#### WHAT YOU HAVE TO DO:
Set all the material down again unchanged, without the pictures.

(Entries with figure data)
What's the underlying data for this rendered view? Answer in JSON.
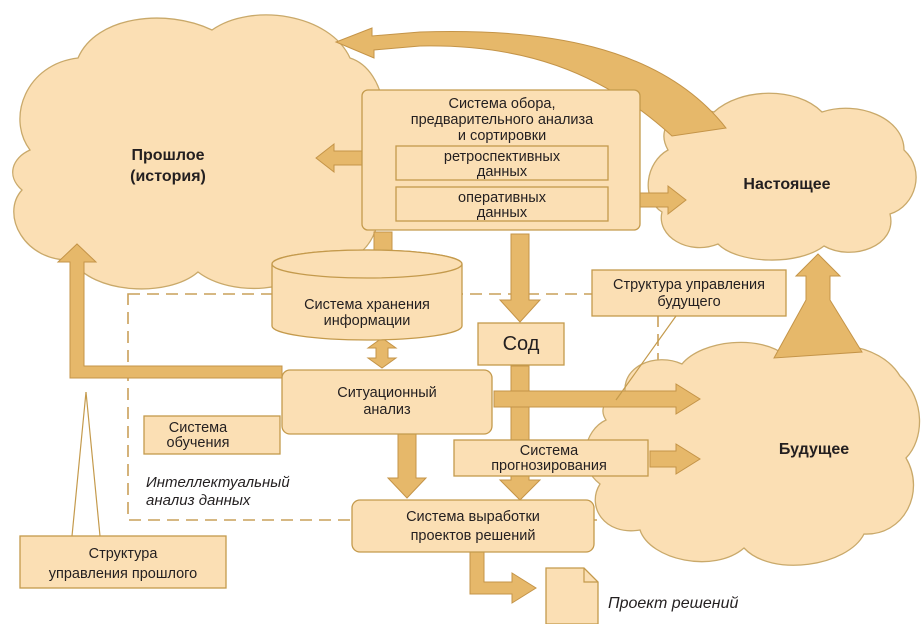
{
  "colors": {
    "cloud_fill": "#fbdfb4",
    "box_fill": "#fbdfb4",
    "arrow_fill": "#e6b86a",
    "outline": "#c49a4c",
    "text": "#231f20"
  },
  "clouds": {
    "past_line1": "Прошлое",
    "past_line2": "(история)",
    "present": "Настоящее",
    "future": "Будущее"
  },
  "boxes": {
    "collection_line1": "Система обора,",
    "collection_line2": "предварительного анализа",
    "collection_line3": "и сортировки",
    "retro_line1": "ретроспективных",
    "retro_line2": "данных",
    "oper_line1": "оперативных",
    "oper_line2": "данных",
    "storage_line1": "Система хранения",
    "storage_line2": "информации",
    "sod": "Сод",
    "situational_line1": "Ситуационный",
    "situational_line2": "анализ",
    "learning_line1": "Система",
    "learning_line2": "обучения",
    "forecast_line1": "Система",
    "forecast_line2": "прогнозирования",
    "decision_line1": "Система выработки",
    "decision_line2": "проектов решений",
    "future_mgmt_line1": "Структура управления",
    "future_mgmt_line2": "будущего",
    "past_mgmt_line1": "Структура",
    "past_mgmt_line2": "управления прошлого"
  },
  "region": {
    "label_line1": "Интеллектуальный",
    "label_line2": "анализ данных"
  },
  "output": {
    "label": "Проект решений"
  }
}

#### SOLUTION:
What's the underlying data for this rendered view? Answer in JSON.
{
  "colors": {
    "cloud_fill": "#fbdfb4",
    "box_fill": "#fbdfb4",
    "arrow_fill": "#e6b86a",
    "outline": "#c49a4c",
    "text": "#231f20"
  },
  "clouds": {
    "past_line1": "Прошлое",
    "past_line2": "(история)",
    "present": "Настоящее",
    "future": "Будущее"
  },
  "boxes": {
    "collection_line1": "Система обора,",
    "collection_line2": "предварительного анализа",
    "collection_line3": "и сортировки",
    "retro_line1": "ретроспективных",
    "retro_line2": "данных",
    "oper_line1": "оперативных",
    "oper_line2": "данных",
    "storage_line1": "Система хранения",
    "storage_line2": "информации",
    "sod": "Сод",
    "situational_line1": "Ситуационный",
    "situational_line2": "анализ",
    "learning_line1": "Система",
    "learning_line2": "обучения",
    "forecast_line1": "Система",
    "forecast_line2": "прогнозирования",
    "decision_line1": "Система выработки",
    "decision_line2": "проектов решений",
    "future_mgmt_line1": "Структура управления",
    "future_mgmt_line2": "будущего",
    "past_mgmt_line1": "Структура",
    "past_mgmt_line2": "управления прошлого"
  },
  "region": {
    "label_line1": "Интеллектуальный",
    "label_line2": "анализ данных"
  },
  "output": {
    "label": "Проект решений"
  }
}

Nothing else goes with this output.